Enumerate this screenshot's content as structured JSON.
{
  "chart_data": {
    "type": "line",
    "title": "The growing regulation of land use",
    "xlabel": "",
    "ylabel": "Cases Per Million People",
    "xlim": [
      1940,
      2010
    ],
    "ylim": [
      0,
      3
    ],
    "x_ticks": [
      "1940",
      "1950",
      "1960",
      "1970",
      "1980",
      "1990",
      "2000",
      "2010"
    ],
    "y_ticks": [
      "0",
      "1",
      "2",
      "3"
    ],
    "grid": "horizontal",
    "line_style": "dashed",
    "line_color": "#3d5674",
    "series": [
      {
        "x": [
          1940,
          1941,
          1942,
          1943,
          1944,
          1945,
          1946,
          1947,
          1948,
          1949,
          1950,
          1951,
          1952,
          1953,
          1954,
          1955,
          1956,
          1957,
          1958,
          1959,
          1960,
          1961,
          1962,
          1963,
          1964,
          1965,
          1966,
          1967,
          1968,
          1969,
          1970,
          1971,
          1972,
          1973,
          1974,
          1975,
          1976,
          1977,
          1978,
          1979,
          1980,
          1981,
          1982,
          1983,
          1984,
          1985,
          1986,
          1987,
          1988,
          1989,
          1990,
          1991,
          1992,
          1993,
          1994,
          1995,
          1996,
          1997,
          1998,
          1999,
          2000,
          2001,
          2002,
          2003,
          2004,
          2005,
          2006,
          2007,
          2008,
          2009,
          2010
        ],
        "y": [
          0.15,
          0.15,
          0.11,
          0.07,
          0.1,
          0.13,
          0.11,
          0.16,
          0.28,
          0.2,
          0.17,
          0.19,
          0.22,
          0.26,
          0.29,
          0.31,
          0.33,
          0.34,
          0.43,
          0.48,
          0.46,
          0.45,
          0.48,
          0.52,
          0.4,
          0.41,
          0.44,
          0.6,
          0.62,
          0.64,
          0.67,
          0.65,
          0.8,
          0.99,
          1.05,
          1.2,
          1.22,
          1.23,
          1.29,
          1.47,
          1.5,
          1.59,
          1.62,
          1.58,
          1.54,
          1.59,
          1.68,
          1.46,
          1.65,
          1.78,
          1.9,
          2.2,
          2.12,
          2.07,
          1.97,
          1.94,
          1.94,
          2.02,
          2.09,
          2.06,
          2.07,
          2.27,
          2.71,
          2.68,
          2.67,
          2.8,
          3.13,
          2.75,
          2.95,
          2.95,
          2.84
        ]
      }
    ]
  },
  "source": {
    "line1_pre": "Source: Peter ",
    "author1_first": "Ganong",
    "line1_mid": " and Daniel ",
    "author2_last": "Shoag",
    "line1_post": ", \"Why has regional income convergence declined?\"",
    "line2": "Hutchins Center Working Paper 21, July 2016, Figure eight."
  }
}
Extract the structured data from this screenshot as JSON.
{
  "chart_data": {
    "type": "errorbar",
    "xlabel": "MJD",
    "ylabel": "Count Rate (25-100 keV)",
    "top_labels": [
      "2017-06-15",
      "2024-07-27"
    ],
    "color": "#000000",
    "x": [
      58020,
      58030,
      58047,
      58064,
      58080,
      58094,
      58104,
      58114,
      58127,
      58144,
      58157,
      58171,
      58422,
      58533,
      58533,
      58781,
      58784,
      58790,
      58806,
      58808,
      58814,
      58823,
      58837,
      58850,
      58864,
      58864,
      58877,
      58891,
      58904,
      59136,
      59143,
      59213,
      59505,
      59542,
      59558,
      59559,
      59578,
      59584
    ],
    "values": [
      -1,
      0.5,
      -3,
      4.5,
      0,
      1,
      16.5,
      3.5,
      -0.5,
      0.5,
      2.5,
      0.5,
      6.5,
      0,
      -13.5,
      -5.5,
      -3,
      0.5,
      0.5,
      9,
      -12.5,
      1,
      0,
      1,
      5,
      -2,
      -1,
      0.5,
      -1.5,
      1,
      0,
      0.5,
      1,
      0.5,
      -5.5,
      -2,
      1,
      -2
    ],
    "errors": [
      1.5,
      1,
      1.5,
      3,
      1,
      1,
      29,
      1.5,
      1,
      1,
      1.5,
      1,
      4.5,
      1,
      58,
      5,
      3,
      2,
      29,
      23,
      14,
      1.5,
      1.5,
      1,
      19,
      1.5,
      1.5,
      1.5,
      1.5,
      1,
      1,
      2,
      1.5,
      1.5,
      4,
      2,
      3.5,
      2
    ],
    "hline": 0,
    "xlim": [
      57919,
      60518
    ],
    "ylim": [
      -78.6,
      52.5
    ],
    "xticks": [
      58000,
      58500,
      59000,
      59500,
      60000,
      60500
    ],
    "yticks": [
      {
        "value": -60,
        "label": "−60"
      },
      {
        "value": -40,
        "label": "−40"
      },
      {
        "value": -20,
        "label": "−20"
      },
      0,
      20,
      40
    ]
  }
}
+--
▶ **What you are asked to do**: Of all the lines in the material above, how many contain the word "screenshot"? Give only the count.

▶ **The solution**: 2